Reproduce every line of the listing as written, apart from the pictures.
====
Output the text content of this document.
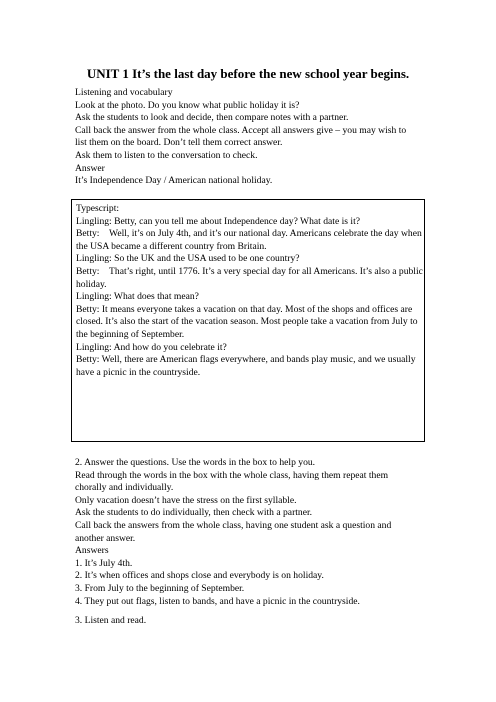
UNIT 1 It’s the last day before the new school year begins.
Listening and vocabulary
Look at the photo. Do you know what public holiday it is?
Ask the students to look and decide, then compare notes with a partner.
Call back the answer from the whole class. Accept all answers give – you may wish to
list them on the board. Don’t tell them correct answer.
Ask them to listen to the conversation to check.
Answer
It’s Independence Day / American national holiday.
Typescript:
Lingling: Betty, can you tell me about Independence day? What date is it?
Betty:    Well, it’s on July 4th, and it’s our national day. Americans celebrate the day when the USA became a different country from Britain.
Lingling: So the UK and the USA used to be one country?
Betty:    That’s right, until 1776. It’s a very special day for all Americans. It’s also a public holiday.
Lingling: What does that mean?
Betty: It means everyone takes a vacation on that day. Most of the shops and offices are closed. It’s also the start of the vacation season. Most people take a vacation from July to the beginning of September.
Lingling: And how do you celebrate it?
Betty: Well, there are American flags everywhere, and bands play music, and we usually have a picnic in the countryside.
2. Answer the questions. Use the words in the box to help you.
Read through the words in the box with the whole class, having them repeat them
chorally and individually.
Only vacation doesn’t have the stress on the first syllable.
Ask the students to do individually, then check with a partner.
Call back the answers from the whole class, having one student ask a question and
another answer.
Answers
1. It’s July 4th.
2. It’s when offices and shops close and everybody is on holiday.
3. From July to the beginning of September.
4. They put out flags, listen to bands, and have a picnic in the countryside.
3. Listen and read.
====
Worked solution:
Output the text content of this document.
UNIT 1 It’s the last day before the new school year begins.
Listening and vocabulary
Look at the photo. Do you know what public holiday it is?
Ask the students to look and decide, then compare notes with a partner.
Call back the answer from the whole class. Accept all answers give – you may wish to
list them on the board. Don’t tell them correct answer.
Ask them to listen to the conversation to check.
Answer
It’s Independence Day / American national holiday.
Typescript:
Lingling: Betty, can you tell me about Independence day? What date is it?
Betty:    Well, it’s on July 4th, and it’s our national day. Americans celebrate the day when the USA became a different country from Britain.
Lingling: So the UK and the USA used to be one country?
Betty:    That’s right, until 1776. It’s a very special day for all Americans. It’s also a public holiday.
Lingling: What does that mean?
Betty: It means everyone takes a vacation on that day. Most of the shops and offices are closed. It’s also the start of the vacation season. Most people take a vacation from July to the beginning of September.
Lingling: And how do you celebrate it?
Betty: Well, there are American flags everywhere, and bands play music, and we usually have a picnic in the countryside.
2. Answer the questions. Use the words in the box to help you.
Read through the words in the box with the whole class, having them repeat them
chorally and individually.
Only vacation doesn’t have the stress on the first syllable.
Ask the students to do individually, then check with a partner.
Call back the answers from the whole class, having one student ask a question and
another answer.
Answers
1. It’s July 4th.
2. It’s when offices and shops close and everybody is on holiday.
3. From July to the beginning of September.
4. They put out flags, listen to bands, and have a picnic in the countryside.
3. Listen and read.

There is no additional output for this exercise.